### Description of the task:
Print out the material that follows word for word.

Chart and figure data:
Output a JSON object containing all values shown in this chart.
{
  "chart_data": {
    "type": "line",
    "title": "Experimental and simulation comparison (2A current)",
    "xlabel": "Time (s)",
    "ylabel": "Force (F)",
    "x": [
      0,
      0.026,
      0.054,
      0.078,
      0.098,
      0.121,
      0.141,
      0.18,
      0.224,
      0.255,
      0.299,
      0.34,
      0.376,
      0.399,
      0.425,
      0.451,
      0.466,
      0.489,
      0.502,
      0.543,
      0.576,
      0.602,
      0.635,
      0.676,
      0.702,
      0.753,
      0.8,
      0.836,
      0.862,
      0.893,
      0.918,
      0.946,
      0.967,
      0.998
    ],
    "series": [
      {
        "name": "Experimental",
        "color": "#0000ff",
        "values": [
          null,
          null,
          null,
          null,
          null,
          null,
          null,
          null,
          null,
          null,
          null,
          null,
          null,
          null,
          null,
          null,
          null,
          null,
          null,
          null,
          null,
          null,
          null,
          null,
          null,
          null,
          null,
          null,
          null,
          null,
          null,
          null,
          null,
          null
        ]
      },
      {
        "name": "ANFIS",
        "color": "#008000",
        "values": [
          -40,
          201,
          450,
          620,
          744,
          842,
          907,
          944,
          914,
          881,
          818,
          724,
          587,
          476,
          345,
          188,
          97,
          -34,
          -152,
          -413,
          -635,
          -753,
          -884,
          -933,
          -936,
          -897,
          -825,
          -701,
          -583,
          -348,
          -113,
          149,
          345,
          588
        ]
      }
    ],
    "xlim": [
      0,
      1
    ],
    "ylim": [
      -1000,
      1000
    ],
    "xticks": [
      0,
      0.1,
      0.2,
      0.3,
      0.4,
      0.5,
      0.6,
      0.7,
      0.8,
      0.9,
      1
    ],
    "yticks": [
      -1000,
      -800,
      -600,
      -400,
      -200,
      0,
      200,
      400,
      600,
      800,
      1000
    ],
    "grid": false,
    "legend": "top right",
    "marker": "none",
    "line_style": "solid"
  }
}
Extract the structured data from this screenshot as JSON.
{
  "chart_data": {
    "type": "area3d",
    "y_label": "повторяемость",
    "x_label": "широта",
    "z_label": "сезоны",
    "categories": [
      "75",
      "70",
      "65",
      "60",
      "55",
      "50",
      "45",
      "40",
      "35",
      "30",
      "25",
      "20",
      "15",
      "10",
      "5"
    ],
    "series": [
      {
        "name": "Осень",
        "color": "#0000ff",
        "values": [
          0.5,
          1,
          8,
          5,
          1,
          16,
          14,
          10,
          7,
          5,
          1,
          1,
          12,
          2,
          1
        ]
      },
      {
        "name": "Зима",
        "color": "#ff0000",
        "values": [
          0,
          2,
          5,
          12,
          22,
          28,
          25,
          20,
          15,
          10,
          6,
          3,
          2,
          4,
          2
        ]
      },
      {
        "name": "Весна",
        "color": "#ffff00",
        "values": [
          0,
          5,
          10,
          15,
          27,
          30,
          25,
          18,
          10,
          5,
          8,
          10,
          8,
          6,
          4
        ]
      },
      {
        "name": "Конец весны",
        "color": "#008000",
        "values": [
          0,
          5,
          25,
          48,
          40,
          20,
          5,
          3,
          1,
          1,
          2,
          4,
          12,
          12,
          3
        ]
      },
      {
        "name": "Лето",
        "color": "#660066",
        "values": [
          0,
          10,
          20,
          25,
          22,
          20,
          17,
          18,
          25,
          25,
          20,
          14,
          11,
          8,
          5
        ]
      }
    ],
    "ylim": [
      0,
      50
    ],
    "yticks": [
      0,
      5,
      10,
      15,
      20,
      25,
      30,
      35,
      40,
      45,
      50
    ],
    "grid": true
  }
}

### Solved exercise:
Output a JSON object containing all values shown in this chart.
{
  "chart_data": {
    "type": "line",
    "title": "Experimental and simulation comparison (2A current)",
    "xlabel": "Time (s)",
    "ylabel": "Force (F)",
    "x": [
      0,
      0.026,
      0.054,
      0.078,
      0.098,
      0.121,
      0.141,
      0.18,
      0.224,
      0.255,
      0.299,
      0.34,
      0.376,
      0.399,
      0.425,
      0.451,
      0.466,
      0.489,
      0.502,
      0.543,
      0.576,
      0.602,
      0.635,
      0.676,
      0.702,
      0.753,
      0.8,
      0.836,
      0.862,
      0.893,
      0.918,
      0.946,
      0.967,
      0.998
    ],
    "series": [
      {
        "name": "Experimental",
        "color": "#0000ff",
        "values": [
          null,
          null,
          null,
          null,
          null,
          null,
          null,
          null,
          null,
          null,
          null,
          null,
          null,
          null,
          null,
          null,
          null,
          null,
          null,
          null,
          null,
          null,
          null,
          null,
          null,
          null,
          null,
          null,
          null,
          null,
          null,
          null,
          null,
          null
        ]
      },
      {
        "name": "ANFIS",
        "color": "#008000",
        "values": [
          -40,
          201,
          450,
          620,
          744,
          842,
          907,
          944,
          914,
          881,
          818,
          724,
          587,
          476,
          345,
          188,
          97,
          -34,
          -152,
          -413,
          -635,
          -753,
          -884,
          -933,
          -936,
          -897,
          -825,
          -701,
          -583,
          -348,
          -113,
          149,
          345,
          588
        ]
      }
    ],
    "xlim": [
      0,
      1
    ],
    "ylim": [
      -1000,
      1000
    ],
    "xticks": [
      0,
      0.1,
      0.2,
      0.3,
      0.4,
      0.5,
      0.6,
      0.7,
      0.8,
      0.9,
      1
    ],
    "yticks": [
      -1000,
      -800,
      -600,
      -400,
      -200,
      0,
      200,
      400,
      600,
      800,
      1000
    ],
    "grid": false,
    "legend": "top right",
    "marker": "none",
    "line_style": "solid"
  }
}
Extract the structured data from this screenshot as JSON.
{
  "chart_data": {
    "type": "area3d",
    "y_label": "повторяемость",
    "x_label": "широта",
    "z_label": "сезоны",
    "categories": [
      "75",
      "70",
      "65",
      "60",
      "55",
      "50",
      "45",
      "40",
      "35",
      "30",
      "25",
      "20",
      "15",
      "10",
      "5"
    ],
    "series": [
      {
        "name": "Осень",
        "color": "#0000ff",
        "values": [
          0.5,
          1,
          8,
          5,
          1,
          16,
          14,
          10,
          7,
          5,
          1,
          1,
          12,
          2,
          1
        ]
      },
      {
        "name": "Зима",
        "color": "#ff0000",
        "values": [
          0,
          2,
          5,
          12,
          22,
          28,
          25,
          20,
          15,
          10,
          6,
          3,
          2,
          4,
          2
        ]
      },
      {
        "name": "Весна",
        "color": "#ffff00",
        "values": [
          0,
          5,
          10,
          15,
          27,
          30,
          25,
          18,
          10,
          5,
          8,
          10,
          8,
          6,
          4
        ]
      },
      {
        "name": "Конец весны",
        "color": "#008000",
        "values": [
          0,
          5,
          25,
          48,
          40,
          20,
          5,
          3,
          1,
          1,
          2,
          4,
          12,
          12,
          3
        ]
      },
      {
        "name": "Лето",
        "color": "#660066",
        "values": [
          0,
          10,
          20,
          25,
          22,
          20,
          17,
          18,
          25,
          25,
          20,
          14,
          11,
          8,
          5
        ]
      }
    ],
    "ylim": [
      0,
      50
    ],
    "yticks": [
      0,
      5,
      10,
      15,
      20,
      25,
      30,
      35,
      40,
      45,
      50
    ],
    "grid": true
  }
}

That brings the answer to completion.